**书面请求**
请把下面这篇关于中国问题的倡言从头到尾一字不差地打印出来。

---------- 原文摘录

创办人和中日友好
倡言全文
中国问题正是实现世界和平的关键
  这里我想谈谈中国问题。关于这问题,人们早就说过,越南战争一旦结束,下一个重点问题就是中国。可是,现在也许有人会认为,从越南、捷克的形势来看,在这里谈论中国问题不合时宜。但是,从日本的处境来说,中国问题或迟或早总要面对,是绝对不能避开的。而且从我们的世界民族主义的理念来看,这也是无论如何都必须要触及的首要问题。

  所以,我作为一个始终站在这一立场上的日本人,作为一个渴望未来和平的青年,想和诸位一起思考一下这个问题。

  放眼现在的世界情势就不难看到,中国问题在实现和平的道路上形成一个非常重大的瓶颈。回顾由第二次世界大战后至今的20多年的历史,东西两大阵营在军事上正面冲突所引起的悲惨战争,几乎都在亚洲地区展开。朝鲜战争是其一,现在仍在进行中的越南战争则是另外一个,这是众所皆知的。

--------------------
---------- 所给资料

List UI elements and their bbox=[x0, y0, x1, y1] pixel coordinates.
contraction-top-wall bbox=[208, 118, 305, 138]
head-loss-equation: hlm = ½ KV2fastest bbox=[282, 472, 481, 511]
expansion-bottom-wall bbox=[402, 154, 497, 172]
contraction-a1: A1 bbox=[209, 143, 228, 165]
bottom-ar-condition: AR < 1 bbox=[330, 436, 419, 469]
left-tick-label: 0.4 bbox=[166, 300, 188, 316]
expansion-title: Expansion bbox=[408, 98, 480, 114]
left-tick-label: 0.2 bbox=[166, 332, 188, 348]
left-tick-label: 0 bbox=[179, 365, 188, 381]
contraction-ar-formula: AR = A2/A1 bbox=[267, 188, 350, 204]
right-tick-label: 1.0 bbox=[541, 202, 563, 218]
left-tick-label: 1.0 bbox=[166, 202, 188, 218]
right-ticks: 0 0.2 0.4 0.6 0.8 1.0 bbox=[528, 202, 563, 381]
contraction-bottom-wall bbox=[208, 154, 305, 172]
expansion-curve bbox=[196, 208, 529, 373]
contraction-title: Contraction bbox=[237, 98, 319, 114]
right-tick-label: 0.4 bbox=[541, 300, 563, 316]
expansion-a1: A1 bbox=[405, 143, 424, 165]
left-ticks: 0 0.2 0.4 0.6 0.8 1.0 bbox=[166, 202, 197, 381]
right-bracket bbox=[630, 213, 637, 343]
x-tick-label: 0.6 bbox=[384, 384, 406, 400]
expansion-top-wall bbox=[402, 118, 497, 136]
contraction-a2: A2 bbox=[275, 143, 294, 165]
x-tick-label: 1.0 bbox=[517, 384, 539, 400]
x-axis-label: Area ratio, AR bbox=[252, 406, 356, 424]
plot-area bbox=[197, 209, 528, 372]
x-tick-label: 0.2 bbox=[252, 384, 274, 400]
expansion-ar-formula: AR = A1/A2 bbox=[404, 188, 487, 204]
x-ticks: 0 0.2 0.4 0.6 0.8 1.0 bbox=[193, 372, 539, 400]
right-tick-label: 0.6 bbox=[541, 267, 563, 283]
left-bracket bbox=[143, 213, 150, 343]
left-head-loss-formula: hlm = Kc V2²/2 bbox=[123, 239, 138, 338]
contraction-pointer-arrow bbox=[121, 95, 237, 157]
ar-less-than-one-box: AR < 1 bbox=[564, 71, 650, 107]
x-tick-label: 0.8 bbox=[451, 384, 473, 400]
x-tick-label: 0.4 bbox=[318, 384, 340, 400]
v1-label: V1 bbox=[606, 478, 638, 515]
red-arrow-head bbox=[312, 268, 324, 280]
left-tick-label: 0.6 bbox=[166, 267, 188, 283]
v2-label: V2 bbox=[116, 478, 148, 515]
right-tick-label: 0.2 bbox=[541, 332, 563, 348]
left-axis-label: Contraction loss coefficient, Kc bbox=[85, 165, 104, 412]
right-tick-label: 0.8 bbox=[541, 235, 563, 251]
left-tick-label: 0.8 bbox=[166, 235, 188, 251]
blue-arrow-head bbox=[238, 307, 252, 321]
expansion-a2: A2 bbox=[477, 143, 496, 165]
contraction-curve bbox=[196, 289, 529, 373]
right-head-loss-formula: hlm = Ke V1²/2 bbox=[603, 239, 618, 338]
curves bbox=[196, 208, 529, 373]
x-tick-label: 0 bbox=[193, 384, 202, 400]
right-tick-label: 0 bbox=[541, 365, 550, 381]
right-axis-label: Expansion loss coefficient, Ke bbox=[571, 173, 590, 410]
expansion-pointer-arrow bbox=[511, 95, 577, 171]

--------------------

**本题作答**
创办人和中日友好
倡言全文
中国问题正是实现世界和平的关键
  这里我想谈谈中国问题。关于这问题,人们早就说过,越南战争一旦结束,下一个重点问题就是中国。可是,现在也许有人会认为,从越南、捷克的形势来看,在这里谈论中国问题不合时宜。但是,从日本的处境来说,中国问题或迟或早总要面对,是绝对不能避开的。而且从我们的世界民族主义的理念来看,这也是无论如何都必须要触及的首要问题。

  所以,我作为一个始终站在这一立场上的日本人,作为一个渴望未来和平的青年,想和诸位一起思考一下这个问题。

  放眼现在的世界情势就不难看到,中国问题在实现和平的道路上形成一个非常重大的瓶颈。回顾由第二次世界大战后至今的20多年的历史,东西两大阵营在军事上正面冲突所引起的悲惨战争,几乎都在亚洲地区展开。朝鲜战争是其一,现在仍在进行中的越南战争则是另外一个,这是众所皆知的。